**Directions for this task:** Quote every line of the records below verbatim, leaving out the pictures.

**Records for this exercise:**
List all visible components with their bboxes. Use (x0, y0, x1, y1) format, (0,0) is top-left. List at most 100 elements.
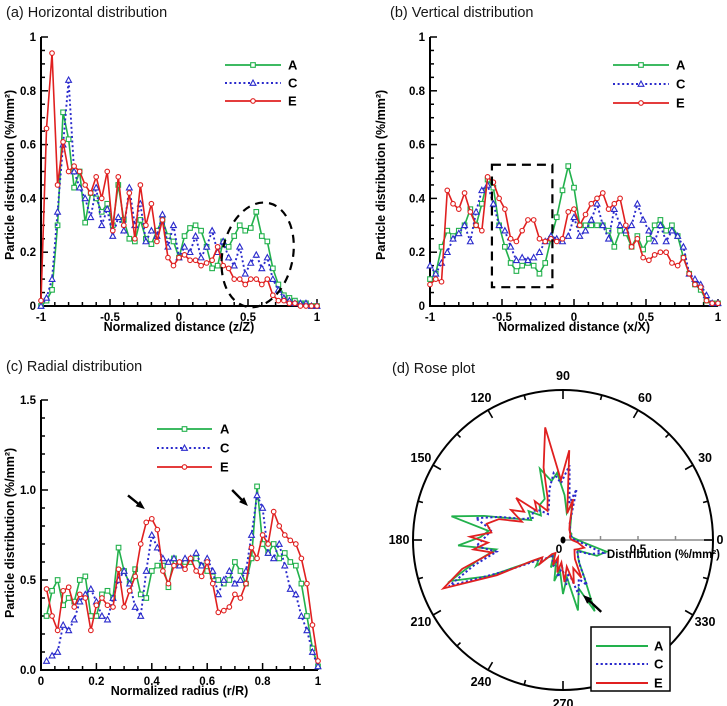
svg-text:60: 60 (638, 391, 652, 405)
svg-text:0.2: 0.2 (20, 247, 36, 259)
axes (429, 36, 719, 307)
angle-labels: 0 30 60 90 120 150 180 210 240 270 330 (389, 369, 724, 706)
svg-text:0.8: 0.8 (20, 86, 37, 98)
svg-text:0: 0 (30, 301, 36, 313)
svg-text:-1: -1 (425, 312, 436, 324)
svg-text:-1: -1 (36, 312, 47, 324)
svg-text:0: 0 (419, 301, 425, 313)
svg-text:0.6: 0.6 (199, 676, 215, 688)
panel-b-yaxis-title: Particle distribution (%/mm²) (374, 89, 388, 261)
panel-c-chart: 0 0.2 0.4 0.6 0.8 1 0.0 0.5 1.0 1.5 ACE (20, 395, 322, 688)
legend: ACE (157, 422, 230, 475)
svg-text:1: 1 (419, 32, 426, 44)
svg-text:0.2: 0.2 (88, 676, 104, 688)
svg-text:30: 30 (698, 451, 712, 465)
series-E (38, 50, 320, 309)
legend: ACE (590, 626, 671, 692)
svg-text:0.0: 0.0 (20, 665, 36, 677)
svg-text:A: A (220, 422, 230, 437)
panel-b-xaxis-title: Normalized distance (x/X) (497, 320, 651, 334)
panel-a-xaxis-title: Normalized distance (z/Z) (103, 320, 255, 334)
svg-text:180: 180 (389, 533, 410, 547)
series-C (37, 75, 321, 309)
svg-text:E: E (288, 94, 297, 109)
panel-d-chart: 0 0.5 0 30 60 90 120 150 180 210 240 270 330 ACE (389, 369, 724, 706)
svg-text:0.4: 0.4 (144, 676, 161, 688)
tick-labels: -1 -0.5 0 0.5 1 0 0.2 0.4 0.6 0.8 1 (20, 32, 321, 324)
panel-a-yaxis-title: Particle distribution (%/mm²) (3, 89, 17, 261)
svg-text:0.2: 0.2 (409, 247, 425, 259)
svg-text:E: E (654, 676, 663, 691)
arrow-annotation (583, 594, 603, 613)
svg-text:0.6: 0.6 (409, 140, 425, 152)
svg-text:330: 330 (695, 615, 716, 629)
series-C (448, 464, 607, 596)
series-E (43, 508, 321, 664)
svg-text:1.0: 1.0 (20, 485, 36, 497)
svg-text:E: E (220, 460, 229, 475)
svg-text:240: 240 (471, 675, 492, 689)
svg-text:C: C (676, 77, 686, 92)
series-A (43, 483, 321, 670)
tick-labels: -1 -0.5 0 0.5 1 0 0.2 0.4 0.6 0.8 1 (409, 32, 722, 324)
panel-d-radial-axis-title: Distribution (%/mm²) (606, 549, 720, 561)
svg-text:0.5: 0.5 (630, 542, 647, 556)
svg-text:A: A (654, 639, 664, 654)
panel-a-title: (a) Horizontal distribution (6, 5, 168, 21)
highlight-ellipse (220, 201, 295, 309)
svg-text:C: C (288, 76, 298, 91)
svg-text:1: 1 (315, 676, 322, 688)
svg-text:150: 150 (411, 451, 432, 465)
arrow-annotation (127, 494, 145, 510)
axes (40, 399, 319, 671)
svg-text:A: A (676, 58, 686, 73)
panel-d-title: (d) Rose plot (392, 361, 476, 377)
panel-b-title: (b) Vertical distribution (390, 5, 534, 21)
svg-text:0: 0 (556, 542, 563, 556)
svg-text:1: 1 (30, 32, 37, 44)
panel-c-yaxis-title: Particle distribution (%/mm²) (3, 447, 17, 618)
svg-text:1: 1 (314, 312, 321, 324)
svg-text:A: A (288, 58, 298, 73)
svg-text:-0.5: -0.5 (492, 312, 512, 324)
arrow-annotation (231, 489, 248, 507)
panel-c-title: (c) Radial distribution (6, 359, 143, 375)
series-C (426, 180, 722, 307)
svg-text:120: 120 (471, 391, 492, 405)
svg-text:C: C (654, 657, 664, 672)
svg-text:0: 0 (176, 312, 182, 324)
highlight-rect (490, 163, 554, 289)
svg-text:-0.5: -0.5 (100, 312, 120, 324)
svg-text:E: E (676, 96, 685, 111)
svg-text:1: 1 (715, 312, 722, 324)
legend: ACE (613, 58, 686, 111)
svg-text:0.4: 0.4 (409, 193, 426, 205)
tick-labels: 0 0.2 0.4 0.6 0.8 1 0.0 0.5 1.0 1.5 (20, 395, 322, 688)
polar-origin-dot (560, 536, 566, 544)
svg-text:0: 0 (717, 533, 724, 547)
svg-text:0.8: 0.8 (409, 86, 426, 98)
svg-text:0.4: 0.4 (20, 193, 37, 205)
legend: ACE (225, 58, 298, 109)
svg-text:0.6: 0.6 (20, 140, 36, 152)
svg-text:0.5: 0.5 (20, 575, 37, 587)
polar-frame (412, 389, 714, 691)
svg-text:0: 0 (571, 312, 577, 324)
svg-text:0.5: 0.5 (240, 312, 257, 324)
svg-text:0: 0 (38, 676, 44, 688)
svg-text:270: 270 (553, 697, 574, 706)
panel-c-xaxis-title: Normalized radius (r/R) (110, 684, 249, 698)
series-A (38, 109, 320, 309)
series-E (427, 174, 721, 307)
panel-a-chart: -1 -0.5 0 0.5 1 0 0.2 0.4 0.6 0.8 1 ACE (20, 32, 321, 324)
svg-text:0.8: 0.8 (255, 676, 272, 688)
series-C (42, 491, 322, 670)
panel-b-chart: -1 -0.5 0 0.5 1 0 0.2 0.4 0.6 0.8 1 ACE (409, 32, 722, 324)
radial-axis (563, 536, 713, 541)
svg-text:0.5: 0.5 (638, 312, 655, 324)
svg-text:210: 210 (411, 615, 432, 629)
svg-text:C: C (220, 441, 230, 456)
series-E (440, 427, 587, 590)
svg-text:90: 90 (556, 369, 570, 383)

**Output of the task:**
List all visible components with their bboxes. Use (x0, y0, x1, y1) format, (0,0) is top-left. List at most 100 elements.
svg-text:60: 60 (638, 391, 652, 405)
svg-text:0.2: 0.2 (20, 247, 36, 259)
axes (429, 36, 719, 307)
angle-labels: 0 30 60 90 120 150 180 210 240 270 330 (389, 369, 724, 706)
svg-text:0.8: 0.8 (20, 86, 37, 98)
svg-text:0: 0 (30, 301, 36, 313)
svg-text:-1: -1 (425, 312, 436, 324)
svg-text:-1: -1 (36, 312, 47, 324)
svg-text:0: 0 (419, 301, 425, 313)
svg-text:0.6: 0.6 (199, 676, 215, 688)
panel-b-yaxis-title: Particle distribution (%/mm²) (374, 89, 388, 261)
panel-c-chart: 0 0.2 0.4 0.6 0.8 1 0.0 0.5 1.0 1.5 ACE (20, 395, 322, 688)
legend: ACE (157, 422, 230, 475)
svg-text:1: 1 (419, 32, 426, 44)
svg-text:0.2: 0.2 (88, 676, 104, 688)
svg-text:30: 30 (698, 451, 712, 465)
series-E (38, 50, 320, 309)
legend: ACE (590, 626, 671, 692)
svg-text:0.0: 0.0 (20, 665, 36, 677)
svg-text:A: A (220, 422, 230, 437)
panel-b-xaxis-title: Normalized distance (x/X) (497, 320, 651, 334)
panel-a-xaxis-title: Normalized distance (z/Z) (103, 320, 255, 334)
svg-text:180: 180 (389, 533, 410, 547)
series-C (37, 75, 321, 309)
svg-text:E: E (288, 94, 297, 109)
panel-d-chart: 0 0.5 0 30 60 90 120 150 180 210 240 270 330 ACE (389, 369, 724, 706)
svg-text:0.4: 0.4 (144, 676, 161, 688)
tick-labels: -1 -0.5 0 0.5 1 0 0.2 0.4 0.6 0.8 1 (20, 32, 321, 324)
panel-a-yaxis-title: Particle distribution (%/mm²) (3, 89, 17, 261)
svg-text:0.2: 0.2 (409, 247, 425, 259)
svg-text:E: E (654, 676, 663, 691)
arrow-annotation (583, 594, 603, 613)
svg-text:0.6: 0.6 (409, 140, 425, 152)
svg-text:330: 330 (695, 615, 716, 629)
series-C (448, 464, 607, 596)
series-E (43, 508, 321, 664)
svg-text:1.0: 1.0 (20, 485, 36, 497)
svg-text:E: E (220, 460, 229, 475)
svg-text:240: 240 (471, 675, 492, 689)
svg-text:C: C (676, 77, 686, 92)
series-A (43, 483, 321, 670)
tick-labels: -1 -0.5 0 0.5 1 0 0.2 0.4 0.6 0.8 1 (409, 32, 722, 324)
panel-d-radial-axis-title: Distribution (%/mm²) (606, 549, 720, 561)
svg-text:0.5: 0.5 (630, 542, 647, 556)
svg-text:A: A (654, 639, 664, 654)
panel-a-title: (a) Horizontal distribution (6, 5, 168, 21)
highlight-ellipse (220, 201, 295, 309)
svg-text:C: C (288, 76, 298, 91)
svg-text:1: 1 (315, 676, 322, 688)
svg-text:150: 150 (411, 451, 432, 465)
arrow-annotation (127, 494, 145, 510)
axes (40, 399, 319, 671)
svg-text:A: A (676, 58, 686, 73)
panel-d-title: (d) Rose plot (392, 361, 476, 377)
panel-b-title: (b) Vertical distribution (390, 5, 534, 21)
svg-text:0: 0 (556, 542, 563, 556)
svg-text:1: 1 (30, 32, 37, 44)
panel-c-yaxis-title: Particle distribution (%/mm²) (3, 447, 17, 618)
svg-text:1: 1 (314, 312, 321, 324)
svg-text:A: A (288, 58, 298, 73)
svg-text:-0.5: -0.5 (492, 312, 512, 324)
arrow-annotation (231, 489, 248, 507)
panel-c-title: (c) Radial distribution (6, 359, 143, 375)
series-C (426, 180, 722, 307)
svg-text:120: 120 (471, 391, 492, 405)
svg-text:C: C (654, 657, 664, 672)
svg-text:0: 0 (176, 312, 182, 324)
highlight-rect (490, 163, 554, 289)
svg-text:-0.5: -0.5 (100, 312, 120, 324)
svg-text:E: E (676, 96, 685, 111)
svg-text:1: 1 (715, 312, 722, 324)
legend: ACE (613, 58, 686, 111)
svg-text:0.4: 0.4 (409, 193, 426, 205)
tick-labels: 0 0.2 0.4 0.6 0.8 1 0.0 0.5 1.0 1.5 (20, 395, 322, 688)
polar-origin-dot (560, 536, 566, 544)
svg-text:0: 0 (717, 533, 724, 547)
svg-text:0.8: 0.8 (409, 86, 426, 98)
svg-text:0.4: 0.4 (20, 193, 37, 205)
legend: ACE (225, 58, 298, 109)
svg-text:0.6: 0.6 (20, 140, 36, 152)
svg-text:0.5: 0.5 (20, 575, 37, 587)
polar-frame (412, 389, 714, 691)
svg-text:0: 0 (571, 312, 577, 324)
svg-text:0.5: 0.5 (240, 312, 257, 324)
svg-text:0: 0 (38, 676, 44, 688)
svg-text:270: 270 (553, 697, 574, 706)
panel-c-xaxis-title: Normalized radius (r/R) (110, 684, 249, 698)
series-A (38, 109, 320, 309)
series-E (427, 174, 721, 307)
panel-a-chart: -1 -0.5 0 0.5 1 0 0.2 0.4 0.6 0.8 1 ACE (20, 32, 321, 324)
svg-text:0.8: 0.8 (255, 676, 272, 688)
series-C (42, 491, 322, 670)
panel-b-chart: -1 -0.5 0 0.5 1 0 0.2 0.4 0.6 0.8 1 ACE (409, 32, 722, 324)
radial-axis (563, 536, 713, 541)
svg-text:0.5: 0.5 (638, 312, 655, 324)
svg-text:210: 210 (411, 615, 432, 629)
svg-text:C: C (220, 441, 230, 456)
series-E (440, 427, 587, 590)
svg-text:90: 90 (556, 369, 570, 383)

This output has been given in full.